__TEXTE EXTRAIT__
########

C’est l’enjeu du plan ParisPluie mis au point par la capitale en 2018. Nicolas Londinsky, adjoint du chef de service de l’eau et de l’assainissement de la ville de Paris détaille son fonctionnement lors d’une table ronde organisée par le CAUE de Paris sur la valorisation de l’eau de pluie. « La ville a approuvé un zonage pluvial, c’est un outil réglementaire majeur qui permet d’assurer une meilleure gestion à la source dans tous les projets d’aménagements de la ville. Le principe est d’absorber les petites pluies qui représentent 80% des pluies parisiennes, plutôt que d’essayer de contenir les grosses pluies exceptionnelles. » De cette façon, il estime que les rejets peuvent être divisés par 10.

Créer la trame bleue

« Pour notre réseau, le prochain saut qualitatif est de permettre la baignade dans la Seine. Cela implique de mobiliser fortement à l’échelle métropolitaine afin de réduire drastiquement les déversements d’eaux usées pour réduire la bactériologie de la Seine. Les Jeux Olympiques et Paralympiques sont un véritable accélérateur pour atteindre cet objectif et permettre une baignade pérenne. »

########

Pouvez-vous reproduire mot pour mot l'intégralité du texte ci-dessus sur le plan ParisPluie ?

(Éléments d'un jeu de données)
########

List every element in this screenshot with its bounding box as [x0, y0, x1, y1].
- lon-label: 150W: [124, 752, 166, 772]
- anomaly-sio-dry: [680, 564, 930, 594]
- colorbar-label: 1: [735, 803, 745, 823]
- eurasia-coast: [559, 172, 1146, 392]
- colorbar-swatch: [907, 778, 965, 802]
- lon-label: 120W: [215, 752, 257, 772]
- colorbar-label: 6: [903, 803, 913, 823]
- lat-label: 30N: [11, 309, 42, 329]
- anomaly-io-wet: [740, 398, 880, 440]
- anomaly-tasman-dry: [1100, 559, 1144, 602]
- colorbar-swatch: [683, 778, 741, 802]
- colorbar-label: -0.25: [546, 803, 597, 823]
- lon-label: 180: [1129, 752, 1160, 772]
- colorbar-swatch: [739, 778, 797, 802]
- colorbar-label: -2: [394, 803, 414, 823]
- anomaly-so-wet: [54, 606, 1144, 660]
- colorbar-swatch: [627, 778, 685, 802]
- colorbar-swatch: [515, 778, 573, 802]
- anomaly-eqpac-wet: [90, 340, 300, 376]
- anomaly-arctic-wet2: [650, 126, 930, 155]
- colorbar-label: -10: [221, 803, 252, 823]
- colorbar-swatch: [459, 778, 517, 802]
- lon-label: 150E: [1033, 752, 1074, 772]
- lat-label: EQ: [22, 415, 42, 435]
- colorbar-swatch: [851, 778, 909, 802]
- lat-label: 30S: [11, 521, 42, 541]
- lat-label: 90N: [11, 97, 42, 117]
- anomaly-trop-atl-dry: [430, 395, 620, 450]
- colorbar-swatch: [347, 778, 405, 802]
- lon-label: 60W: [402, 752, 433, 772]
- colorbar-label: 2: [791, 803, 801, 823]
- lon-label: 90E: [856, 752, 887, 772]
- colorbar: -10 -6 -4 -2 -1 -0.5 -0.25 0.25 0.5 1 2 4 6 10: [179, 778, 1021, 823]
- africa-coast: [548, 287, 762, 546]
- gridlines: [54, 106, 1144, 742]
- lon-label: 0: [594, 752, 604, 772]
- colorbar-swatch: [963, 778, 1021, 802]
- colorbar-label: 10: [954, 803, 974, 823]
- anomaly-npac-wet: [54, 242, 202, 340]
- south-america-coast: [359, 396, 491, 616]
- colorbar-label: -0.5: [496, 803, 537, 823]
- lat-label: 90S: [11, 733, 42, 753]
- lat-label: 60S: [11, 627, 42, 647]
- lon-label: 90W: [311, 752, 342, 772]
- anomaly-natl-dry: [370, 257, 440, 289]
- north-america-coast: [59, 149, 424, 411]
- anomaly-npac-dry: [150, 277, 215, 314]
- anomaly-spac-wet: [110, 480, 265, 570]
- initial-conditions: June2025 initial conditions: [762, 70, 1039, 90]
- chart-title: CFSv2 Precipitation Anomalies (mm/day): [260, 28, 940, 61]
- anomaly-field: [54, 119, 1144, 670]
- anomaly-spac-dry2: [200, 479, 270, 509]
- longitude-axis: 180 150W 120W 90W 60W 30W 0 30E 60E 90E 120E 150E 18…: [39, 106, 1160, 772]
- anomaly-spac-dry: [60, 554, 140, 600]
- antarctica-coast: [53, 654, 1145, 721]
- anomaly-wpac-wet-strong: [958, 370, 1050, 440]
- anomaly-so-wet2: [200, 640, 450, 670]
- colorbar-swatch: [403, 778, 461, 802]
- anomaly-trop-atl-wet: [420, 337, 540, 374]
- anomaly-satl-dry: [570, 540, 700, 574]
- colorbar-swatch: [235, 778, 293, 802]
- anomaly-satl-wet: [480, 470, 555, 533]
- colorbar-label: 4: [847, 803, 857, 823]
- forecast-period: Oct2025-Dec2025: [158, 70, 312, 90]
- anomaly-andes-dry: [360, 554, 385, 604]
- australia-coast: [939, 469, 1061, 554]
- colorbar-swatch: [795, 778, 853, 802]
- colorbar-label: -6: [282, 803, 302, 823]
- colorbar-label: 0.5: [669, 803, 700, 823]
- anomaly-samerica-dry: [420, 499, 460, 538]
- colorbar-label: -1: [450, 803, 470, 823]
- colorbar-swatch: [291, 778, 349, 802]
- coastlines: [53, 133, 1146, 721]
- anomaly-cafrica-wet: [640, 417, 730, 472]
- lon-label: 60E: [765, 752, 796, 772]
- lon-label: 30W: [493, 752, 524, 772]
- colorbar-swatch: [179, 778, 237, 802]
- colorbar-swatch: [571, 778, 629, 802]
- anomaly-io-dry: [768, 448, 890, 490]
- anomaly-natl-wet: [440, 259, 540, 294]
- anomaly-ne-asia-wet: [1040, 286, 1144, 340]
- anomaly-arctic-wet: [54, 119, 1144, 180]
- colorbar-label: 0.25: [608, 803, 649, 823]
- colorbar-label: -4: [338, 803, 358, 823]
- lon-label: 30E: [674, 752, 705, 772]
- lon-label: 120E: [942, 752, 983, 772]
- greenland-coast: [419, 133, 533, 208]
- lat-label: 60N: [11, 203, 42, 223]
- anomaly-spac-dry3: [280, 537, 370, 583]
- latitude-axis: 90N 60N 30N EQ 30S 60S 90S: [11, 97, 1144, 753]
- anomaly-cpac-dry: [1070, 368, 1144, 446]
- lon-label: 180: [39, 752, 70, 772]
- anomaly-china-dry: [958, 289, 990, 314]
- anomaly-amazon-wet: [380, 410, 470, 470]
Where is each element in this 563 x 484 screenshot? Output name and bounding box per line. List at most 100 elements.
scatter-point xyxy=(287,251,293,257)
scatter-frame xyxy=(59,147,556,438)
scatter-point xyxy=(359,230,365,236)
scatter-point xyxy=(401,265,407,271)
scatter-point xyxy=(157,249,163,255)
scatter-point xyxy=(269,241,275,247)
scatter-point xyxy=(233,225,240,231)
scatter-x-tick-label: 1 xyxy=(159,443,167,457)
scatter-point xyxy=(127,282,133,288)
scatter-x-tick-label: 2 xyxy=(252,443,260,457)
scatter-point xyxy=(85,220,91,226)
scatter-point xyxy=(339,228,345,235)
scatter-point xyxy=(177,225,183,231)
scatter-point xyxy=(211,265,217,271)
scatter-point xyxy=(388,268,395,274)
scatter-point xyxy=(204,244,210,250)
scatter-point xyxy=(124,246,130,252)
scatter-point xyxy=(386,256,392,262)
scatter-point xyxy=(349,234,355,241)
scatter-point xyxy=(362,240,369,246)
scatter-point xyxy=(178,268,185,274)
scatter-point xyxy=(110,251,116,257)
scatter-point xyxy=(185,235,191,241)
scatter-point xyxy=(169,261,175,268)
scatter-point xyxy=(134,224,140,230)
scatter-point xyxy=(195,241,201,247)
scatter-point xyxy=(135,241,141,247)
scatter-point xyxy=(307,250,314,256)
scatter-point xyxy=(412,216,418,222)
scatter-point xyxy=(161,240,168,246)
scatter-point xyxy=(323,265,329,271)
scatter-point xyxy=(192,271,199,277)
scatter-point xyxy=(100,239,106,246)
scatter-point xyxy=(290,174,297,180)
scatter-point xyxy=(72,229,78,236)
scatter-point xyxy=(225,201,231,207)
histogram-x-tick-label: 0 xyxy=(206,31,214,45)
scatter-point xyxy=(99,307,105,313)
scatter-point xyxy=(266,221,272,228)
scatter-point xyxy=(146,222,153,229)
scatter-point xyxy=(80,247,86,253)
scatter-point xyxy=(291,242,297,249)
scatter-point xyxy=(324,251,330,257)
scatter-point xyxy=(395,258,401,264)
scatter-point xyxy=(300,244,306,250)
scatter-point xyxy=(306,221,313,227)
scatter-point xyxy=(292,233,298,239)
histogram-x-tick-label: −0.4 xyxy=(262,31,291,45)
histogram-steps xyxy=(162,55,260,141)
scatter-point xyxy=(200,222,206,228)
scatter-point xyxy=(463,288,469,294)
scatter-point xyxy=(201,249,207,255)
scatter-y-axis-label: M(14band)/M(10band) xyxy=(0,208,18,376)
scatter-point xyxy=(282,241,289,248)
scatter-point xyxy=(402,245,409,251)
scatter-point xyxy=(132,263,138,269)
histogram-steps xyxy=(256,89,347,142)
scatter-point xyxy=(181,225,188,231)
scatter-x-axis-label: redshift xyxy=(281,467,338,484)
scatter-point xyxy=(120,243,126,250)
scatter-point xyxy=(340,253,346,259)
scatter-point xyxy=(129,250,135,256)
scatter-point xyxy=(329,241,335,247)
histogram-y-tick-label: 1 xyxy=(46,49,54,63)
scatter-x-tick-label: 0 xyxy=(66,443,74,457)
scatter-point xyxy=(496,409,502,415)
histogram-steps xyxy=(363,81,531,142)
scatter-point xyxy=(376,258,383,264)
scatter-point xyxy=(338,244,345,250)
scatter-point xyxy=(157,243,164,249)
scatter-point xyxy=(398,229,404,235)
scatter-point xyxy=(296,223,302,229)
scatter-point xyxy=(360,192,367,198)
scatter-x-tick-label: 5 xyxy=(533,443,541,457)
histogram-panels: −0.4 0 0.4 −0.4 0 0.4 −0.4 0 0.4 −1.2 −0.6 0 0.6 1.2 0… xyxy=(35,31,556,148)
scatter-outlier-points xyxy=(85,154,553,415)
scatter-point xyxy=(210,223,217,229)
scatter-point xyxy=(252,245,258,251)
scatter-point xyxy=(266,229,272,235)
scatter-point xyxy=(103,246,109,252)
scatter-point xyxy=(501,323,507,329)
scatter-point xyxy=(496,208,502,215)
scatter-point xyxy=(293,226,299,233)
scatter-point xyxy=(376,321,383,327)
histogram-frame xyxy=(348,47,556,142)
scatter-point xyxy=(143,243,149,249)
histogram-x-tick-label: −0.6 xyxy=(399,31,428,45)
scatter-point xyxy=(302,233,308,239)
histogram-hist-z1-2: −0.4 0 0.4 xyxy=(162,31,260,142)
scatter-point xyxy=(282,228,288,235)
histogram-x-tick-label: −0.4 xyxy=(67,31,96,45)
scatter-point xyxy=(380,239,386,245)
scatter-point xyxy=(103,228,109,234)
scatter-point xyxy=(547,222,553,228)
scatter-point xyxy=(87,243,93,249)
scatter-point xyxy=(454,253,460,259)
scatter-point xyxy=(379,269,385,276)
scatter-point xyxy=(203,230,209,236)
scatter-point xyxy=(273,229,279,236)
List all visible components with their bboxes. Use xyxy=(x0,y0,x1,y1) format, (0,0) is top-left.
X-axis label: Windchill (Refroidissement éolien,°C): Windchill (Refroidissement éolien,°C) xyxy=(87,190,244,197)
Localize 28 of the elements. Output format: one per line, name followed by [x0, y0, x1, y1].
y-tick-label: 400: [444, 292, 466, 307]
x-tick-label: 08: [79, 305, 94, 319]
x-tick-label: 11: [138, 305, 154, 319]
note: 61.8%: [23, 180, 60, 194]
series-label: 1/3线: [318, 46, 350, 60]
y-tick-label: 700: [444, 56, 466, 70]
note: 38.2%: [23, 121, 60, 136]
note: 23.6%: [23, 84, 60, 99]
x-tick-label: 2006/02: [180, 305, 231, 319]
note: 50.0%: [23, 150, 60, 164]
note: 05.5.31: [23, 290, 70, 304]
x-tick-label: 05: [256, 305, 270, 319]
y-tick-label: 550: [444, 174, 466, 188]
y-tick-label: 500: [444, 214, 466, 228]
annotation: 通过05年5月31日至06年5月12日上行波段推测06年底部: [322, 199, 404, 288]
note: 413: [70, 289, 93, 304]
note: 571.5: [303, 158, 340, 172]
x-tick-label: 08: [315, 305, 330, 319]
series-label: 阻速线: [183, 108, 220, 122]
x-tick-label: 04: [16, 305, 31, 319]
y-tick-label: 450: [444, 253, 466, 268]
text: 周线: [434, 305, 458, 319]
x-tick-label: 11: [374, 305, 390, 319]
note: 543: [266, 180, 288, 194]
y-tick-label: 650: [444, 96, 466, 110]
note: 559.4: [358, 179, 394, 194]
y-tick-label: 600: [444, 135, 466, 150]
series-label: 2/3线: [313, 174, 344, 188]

########

__RÉPONSE ATTENDUE__
C’est l’enjeu du plan ParisPluie mis au point par la capitale en 2018. Nicolas Londinsky, adjoint du chef de service de l’eau et de l’assainissement de la ville de Paris détaille son fonctionnement lors d’une table ronde organisée par le CAUE de Paris sur la valorisation de l’eau de pluie. « La ville a approuvé un zonage pluvial, c’est un outil réglementaire majeur qui permet d’assurer une meilleure gestion à la source dans tous les projets d’aménagements de la ville. Le principe est d’absorber les petites pluies qui représentent 80% des pluies parisiennes, plutôt que d’essayer de contenir les grosses pluies exceptionnelles. » De cette façon, il estime que les rejets peuvent être divisés par 10.

Créer la trame bleue

« Pour notre réseau, le prochain saut qualitatif est de permettre la baignade dans la Seine. Cela implique de mobiliser fortement à l’échelle métropolitaine afin de réduire drastiquement les déversements d’eaux usées pour réduire la bactériologie de la Seine. Les Jeux Olympiques et Paralympiques sont un véritable accélérateur pour atteindre cet objectif et permettre une baignade pérenne. »